Continue the essay below on men's groups, starting right after its last paragraph.

__Page excerpt__
◆ ◆ ◆ ◆ ◆ ◆ ◆

I’m often asked, what is a good men’s group? My standard answer is that it’s not therapy, its men learning what we didn’t get to learn growing up. All that is true, but it doesn’t explain what occurs during the meetings. Nor does it explain how, in six months, a man’s life can be transformed so that his once failing marriage brings joy to both partners.

Before I started my new groups eight years ago, I wanted  a complete redesign of my men’s group structure, so I stepped back and looked at what really changes people. I was looking for what worked in a quick, graceful and sustainable way. It certainly wasn’t telling someone how to be. Nor was it endless hours of analyzing what doesn’t work. Whenever either approach was used on me, not only did it not work, I got pissed and walked away.

Men aren’t broken

We’re not broken. We’re not bad. What we are is floundering: I realized that our problem was that we never had models or teachers on how to win as men. Our “problem” is not a therapeutic problem; it’s a learning issue.

I knew I needed to design a method that built on our innate, yet dormant masculine wisdom. This wisdom doesn’t exist outside us; it lies deep inside of us. We needed to be archeologists digging out buried treasure and ancient wisdom. We needed to take each man deeper into himself.

It turned out going deep was easier and more fun than we expected. Most men crave this form of self-discovery. It’s like going back to the house you grew up in to explore your old attic. You discover old memories in the items stored in the attic. You get to complete and reframe past experiences. You even get to take home a few of your old favorite possessions.

The magic

The core of our work is  a process that takes men deep. I developed the Healing Journey as a guided experience for a man to free himself of what binds him, so he may reconnect to what he lost as he survived his childhood, or even an adult experience. The Healing Journey weaves in many traditions and approaches I learned over the years.

A core to the Healing Journey and much of the work we do in these groups stem from the work of Milton Erickson, MD, a psychiatrist who developed an indirect way to utilize the unconscious mind. My primary teacher in this art was Stephan Gilligan, PhD. Back in the 1980s I began studying Ericksonian Hypnosis because it wasn’t standard hypnosis. It was a way to communicate with the unconscious, so it became an ally in healing and creation.

◆ ◆ ◆ ◆ ◆ ◆ ◆

__Data__

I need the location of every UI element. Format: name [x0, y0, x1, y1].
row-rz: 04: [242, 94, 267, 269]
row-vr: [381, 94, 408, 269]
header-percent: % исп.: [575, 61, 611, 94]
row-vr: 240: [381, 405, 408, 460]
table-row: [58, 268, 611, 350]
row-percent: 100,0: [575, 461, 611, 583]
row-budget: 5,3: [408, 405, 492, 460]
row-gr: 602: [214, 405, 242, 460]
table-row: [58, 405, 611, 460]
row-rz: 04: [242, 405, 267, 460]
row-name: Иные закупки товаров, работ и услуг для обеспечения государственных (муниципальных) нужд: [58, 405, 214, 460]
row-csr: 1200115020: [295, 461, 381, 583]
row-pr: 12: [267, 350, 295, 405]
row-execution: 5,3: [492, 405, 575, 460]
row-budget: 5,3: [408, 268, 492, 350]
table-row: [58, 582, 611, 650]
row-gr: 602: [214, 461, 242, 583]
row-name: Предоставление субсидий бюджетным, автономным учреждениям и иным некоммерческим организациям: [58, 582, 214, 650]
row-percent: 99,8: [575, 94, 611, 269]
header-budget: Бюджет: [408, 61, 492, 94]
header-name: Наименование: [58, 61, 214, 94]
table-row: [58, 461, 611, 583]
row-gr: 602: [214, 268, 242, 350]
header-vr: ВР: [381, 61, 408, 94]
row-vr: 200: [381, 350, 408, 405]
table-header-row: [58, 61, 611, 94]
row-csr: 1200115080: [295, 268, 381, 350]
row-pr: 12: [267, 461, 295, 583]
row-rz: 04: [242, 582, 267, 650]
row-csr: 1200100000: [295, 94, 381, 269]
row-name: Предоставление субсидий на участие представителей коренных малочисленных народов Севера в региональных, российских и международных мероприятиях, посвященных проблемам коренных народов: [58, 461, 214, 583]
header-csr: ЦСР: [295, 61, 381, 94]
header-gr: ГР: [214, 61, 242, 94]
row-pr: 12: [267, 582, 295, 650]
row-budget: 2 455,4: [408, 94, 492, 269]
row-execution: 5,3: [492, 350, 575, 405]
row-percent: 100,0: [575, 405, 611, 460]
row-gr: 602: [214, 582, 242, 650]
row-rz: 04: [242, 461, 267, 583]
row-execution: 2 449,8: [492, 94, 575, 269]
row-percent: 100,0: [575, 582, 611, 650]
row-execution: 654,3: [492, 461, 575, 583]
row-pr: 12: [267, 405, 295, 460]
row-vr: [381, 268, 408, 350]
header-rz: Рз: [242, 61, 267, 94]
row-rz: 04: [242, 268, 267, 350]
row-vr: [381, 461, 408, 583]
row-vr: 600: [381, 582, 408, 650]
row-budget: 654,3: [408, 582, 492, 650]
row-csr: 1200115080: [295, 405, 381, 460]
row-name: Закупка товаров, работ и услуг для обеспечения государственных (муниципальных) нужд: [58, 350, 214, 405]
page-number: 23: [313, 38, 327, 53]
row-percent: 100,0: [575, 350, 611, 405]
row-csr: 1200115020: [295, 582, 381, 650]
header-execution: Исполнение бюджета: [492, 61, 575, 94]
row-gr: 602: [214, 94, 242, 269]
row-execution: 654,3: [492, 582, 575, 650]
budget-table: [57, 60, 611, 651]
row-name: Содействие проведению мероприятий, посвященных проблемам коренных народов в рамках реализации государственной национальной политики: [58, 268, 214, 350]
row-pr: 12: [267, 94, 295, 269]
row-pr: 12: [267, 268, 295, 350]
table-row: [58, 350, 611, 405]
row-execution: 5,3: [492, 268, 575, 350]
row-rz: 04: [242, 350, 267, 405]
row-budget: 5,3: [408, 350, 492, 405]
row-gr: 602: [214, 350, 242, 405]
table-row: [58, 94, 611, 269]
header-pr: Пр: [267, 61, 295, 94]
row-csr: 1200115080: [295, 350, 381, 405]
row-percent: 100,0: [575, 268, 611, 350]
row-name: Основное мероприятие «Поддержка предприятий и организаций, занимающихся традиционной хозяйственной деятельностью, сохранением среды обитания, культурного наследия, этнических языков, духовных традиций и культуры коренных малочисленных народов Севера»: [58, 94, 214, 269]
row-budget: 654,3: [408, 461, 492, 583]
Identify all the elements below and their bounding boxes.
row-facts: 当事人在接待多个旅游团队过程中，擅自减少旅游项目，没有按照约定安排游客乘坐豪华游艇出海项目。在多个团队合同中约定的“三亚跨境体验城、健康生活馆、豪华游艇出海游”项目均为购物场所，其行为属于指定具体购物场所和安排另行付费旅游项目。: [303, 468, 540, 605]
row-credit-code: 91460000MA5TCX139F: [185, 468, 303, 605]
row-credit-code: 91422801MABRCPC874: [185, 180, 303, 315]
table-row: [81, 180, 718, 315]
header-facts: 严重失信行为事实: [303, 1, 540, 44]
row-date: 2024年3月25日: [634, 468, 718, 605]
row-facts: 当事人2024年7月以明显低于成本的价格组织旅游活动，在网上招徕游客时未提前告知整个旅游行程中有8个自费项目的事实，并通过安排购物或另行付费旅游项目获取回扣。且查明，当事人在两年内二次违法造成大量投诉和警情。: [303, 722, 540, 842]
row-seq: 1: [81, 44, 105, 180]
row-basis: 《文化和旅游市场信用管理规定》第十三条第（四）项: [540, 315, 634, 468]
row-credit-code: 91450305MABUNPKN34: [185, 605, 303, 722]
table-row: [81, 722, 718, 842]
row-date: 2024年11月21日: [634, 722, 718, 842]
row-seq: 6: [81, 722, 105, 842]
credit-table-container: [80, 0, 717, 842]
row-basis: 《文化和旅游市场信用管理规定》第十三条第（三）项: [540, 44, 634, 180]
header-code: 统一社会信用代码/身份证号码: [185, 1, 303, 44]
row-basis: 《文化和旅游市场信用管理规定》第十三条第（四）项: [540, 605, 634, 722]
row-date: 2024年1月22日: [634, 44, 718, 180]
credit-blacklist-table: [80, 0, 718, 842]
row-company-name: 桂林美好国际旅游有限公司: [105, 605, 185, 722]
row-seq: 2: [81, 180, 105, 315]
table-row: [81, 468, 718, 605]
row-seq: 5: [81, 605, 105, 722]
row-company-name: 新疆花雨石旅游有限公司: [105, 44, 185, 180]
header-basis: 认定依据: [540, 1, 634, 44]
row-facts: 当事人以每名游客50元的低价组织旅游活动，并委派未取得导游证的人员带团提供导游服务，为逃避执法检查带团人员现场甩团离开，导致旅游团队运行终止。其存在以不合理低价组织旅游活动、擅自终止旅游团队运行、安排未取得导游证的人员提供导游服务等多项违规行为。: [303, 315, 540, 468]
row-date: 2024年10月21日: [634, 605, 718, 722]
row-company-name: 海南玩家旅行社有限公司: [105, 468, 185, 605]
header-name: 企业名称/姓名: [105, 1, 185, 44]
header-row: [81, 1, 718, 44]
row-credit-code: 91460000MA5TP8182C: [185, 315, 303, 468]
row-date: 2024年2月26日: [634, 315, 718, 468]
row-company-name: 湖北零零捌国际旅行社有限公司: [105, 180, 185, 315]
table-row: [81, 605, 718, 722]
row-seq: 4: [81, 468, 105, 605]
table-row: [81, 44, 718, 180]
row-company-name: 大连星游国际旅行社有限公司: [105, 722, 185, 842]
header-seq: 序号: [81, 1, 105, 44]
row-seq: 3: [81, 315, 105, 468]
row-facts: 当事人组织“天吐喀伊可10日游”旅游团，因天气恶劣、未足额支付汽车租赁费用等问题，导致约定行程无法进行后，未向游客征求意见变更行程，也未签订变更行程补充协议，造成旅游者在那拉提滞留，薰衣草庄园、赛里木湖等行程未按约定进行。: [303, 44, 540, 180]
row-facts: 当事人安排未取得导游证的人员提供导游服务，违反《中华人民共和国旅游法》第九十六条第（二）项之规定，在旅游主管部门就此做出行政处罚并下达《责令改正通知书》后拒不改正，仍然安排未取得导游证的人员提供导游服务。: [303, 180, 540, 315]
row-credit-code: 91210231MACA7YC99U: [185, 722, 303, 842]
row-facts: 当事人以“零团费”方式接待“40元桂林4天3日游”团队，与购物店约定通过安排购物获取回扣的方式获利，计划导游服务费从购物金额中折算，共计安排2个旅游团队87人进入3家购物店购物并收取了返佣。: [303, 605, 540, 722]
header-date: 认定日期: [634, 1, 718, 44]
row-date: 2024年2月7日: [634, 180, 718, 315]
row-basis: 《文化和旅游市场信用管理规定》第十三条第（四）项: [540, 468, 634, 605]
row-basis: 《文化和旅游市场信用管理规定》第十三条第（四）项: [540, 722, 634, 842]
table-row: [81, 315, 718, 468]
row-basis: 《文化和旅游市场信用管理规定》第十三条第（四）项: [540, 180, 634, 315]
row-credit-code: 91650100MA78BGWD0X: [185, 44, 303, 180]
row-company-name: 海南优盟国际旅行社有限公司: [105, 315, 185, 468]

◆ ◆ ◆ ◆ ◆ ◆ ◆

__Answer below__
This video that Stephan recently did not only beautifully explains the work he’s developed over 40 years, it explains much of our work in our groups. He weaves into the video many of the aspects we work with – stress, PTSD, mindfulness, somatic psychology and the body. He does a better job explaining what we do than I could.

If you want to learn how to create a group that takes it members deep into their own resources, witnesses their healing and transformation, and then champions their success – watch the video.

A documentary film on the Sandpoint Men’s Group, About Men, will be released this spring. Here’s a trailer for the film. This documentary was shot over three weeks last summer exploring the inner workings of our group. This film will give you more insight to what we do, as well as the impact of our work on our families and community.

Free to Win sponsors One Day and Two Day men’s groups to introduce our work to more men. What we do is actually easy to learn with some good instruction. As the film will show and any man will tell you, it’s also a lot of fun. Men Corps is our nonprofit offering all the protocols to starting and running a group for free.

We are here to help you also have a powerful group. You deserve to win, with the help of other men. You can do it. With our support you can do it quicker and easier than we did. Go for it.

What are your thoughts or feeling around winning as a man?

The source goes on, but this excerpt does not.